Written task:
Extract every line that contains the word "along".

Extracted records:
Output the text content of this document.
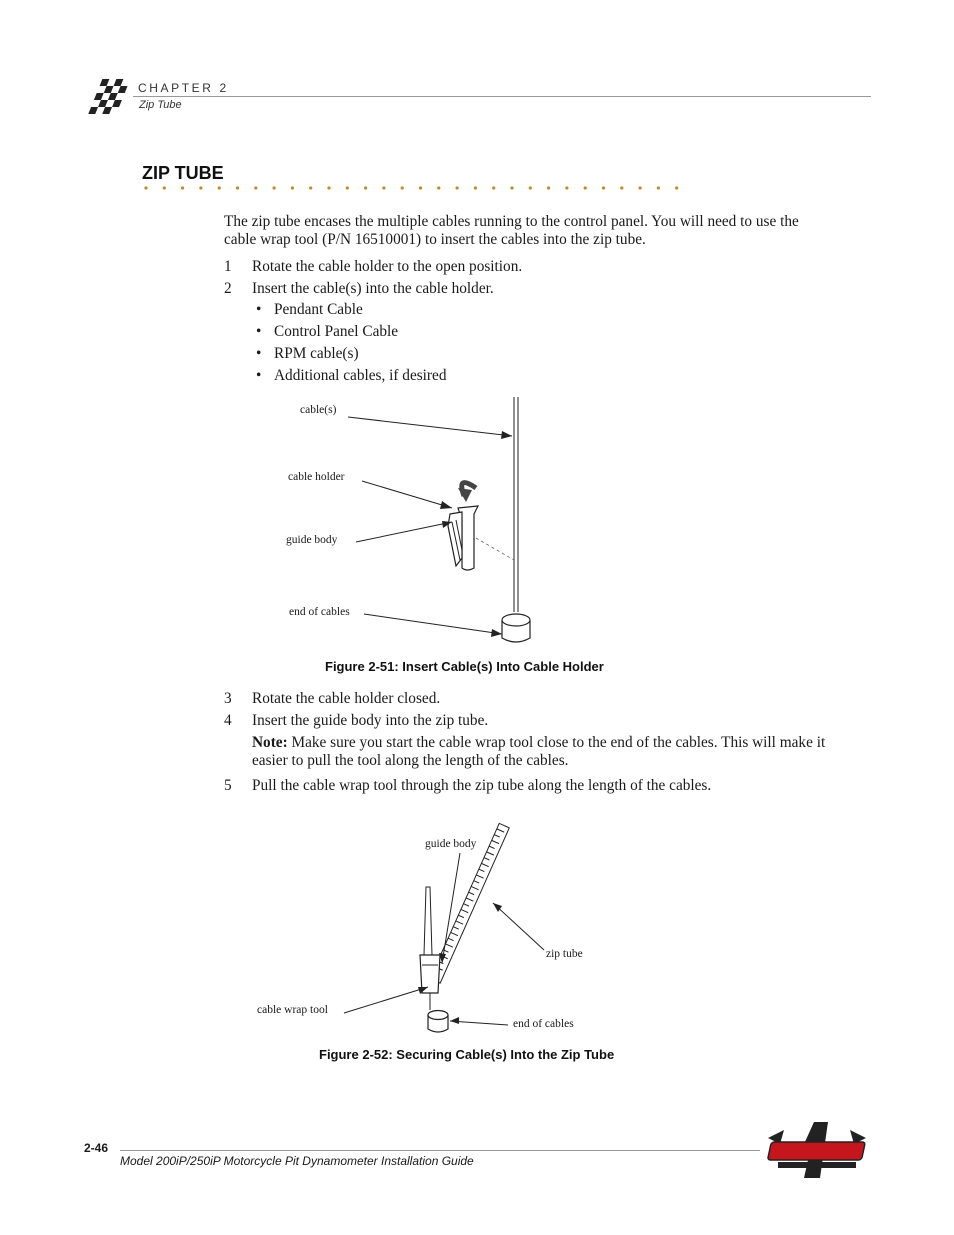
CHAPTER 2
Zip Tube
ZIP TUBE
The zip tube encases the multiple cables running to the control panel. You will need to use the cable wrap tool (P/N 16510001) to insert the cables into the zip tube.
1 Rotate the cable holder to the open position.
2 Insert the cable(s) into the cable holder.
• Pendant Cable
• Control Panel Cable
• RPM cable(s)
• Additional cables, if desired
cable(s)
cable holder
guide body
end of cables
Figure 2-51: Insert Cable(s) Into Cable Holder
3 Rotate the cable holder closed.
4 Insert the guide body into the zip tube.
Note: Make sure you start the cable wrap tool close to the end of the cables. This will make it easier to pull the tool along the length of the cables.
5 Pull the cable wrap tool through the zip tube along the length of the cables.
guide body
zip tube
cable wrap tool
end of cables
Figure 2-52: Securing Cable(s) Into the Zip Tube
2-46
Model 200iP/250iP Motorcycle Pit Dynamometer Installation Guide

--

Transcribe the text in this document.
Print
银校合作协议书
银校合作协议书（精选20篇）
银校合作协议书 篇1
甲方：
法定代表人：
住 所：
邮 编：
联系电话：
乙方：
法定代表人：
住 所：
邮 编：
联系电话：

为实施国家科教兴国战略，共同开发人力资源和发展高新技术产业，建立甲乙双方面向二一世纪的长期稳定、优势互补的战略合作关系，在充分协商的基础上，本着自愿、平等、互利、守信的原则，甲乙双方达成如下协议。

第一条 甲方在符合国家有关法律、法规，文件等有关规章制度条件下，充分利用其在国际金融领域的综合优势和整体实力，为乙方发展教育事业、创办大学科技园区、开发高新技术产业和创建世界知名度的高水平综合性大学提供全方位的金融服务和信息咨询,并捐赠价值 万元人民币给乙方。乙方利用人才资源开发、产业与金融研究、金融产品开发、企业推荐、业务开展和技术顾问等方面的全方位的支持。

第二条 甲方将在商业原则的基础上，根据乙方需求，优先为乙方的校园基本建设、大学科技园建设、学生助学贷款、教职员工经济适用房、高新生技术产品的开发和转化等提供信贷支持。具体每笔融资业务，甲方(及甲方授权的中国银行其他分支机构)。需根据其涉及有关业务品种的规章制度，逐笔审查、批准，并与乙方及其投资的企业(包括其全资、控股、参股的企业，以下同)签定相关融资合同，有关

Expected answer:
Note: Make sure you start the cable wrap tool close to the end of the cables. This will make it easier to pull the tool along the length of the cables.
5 Pull the cable wrap tool through the zip tube along the length of the cables.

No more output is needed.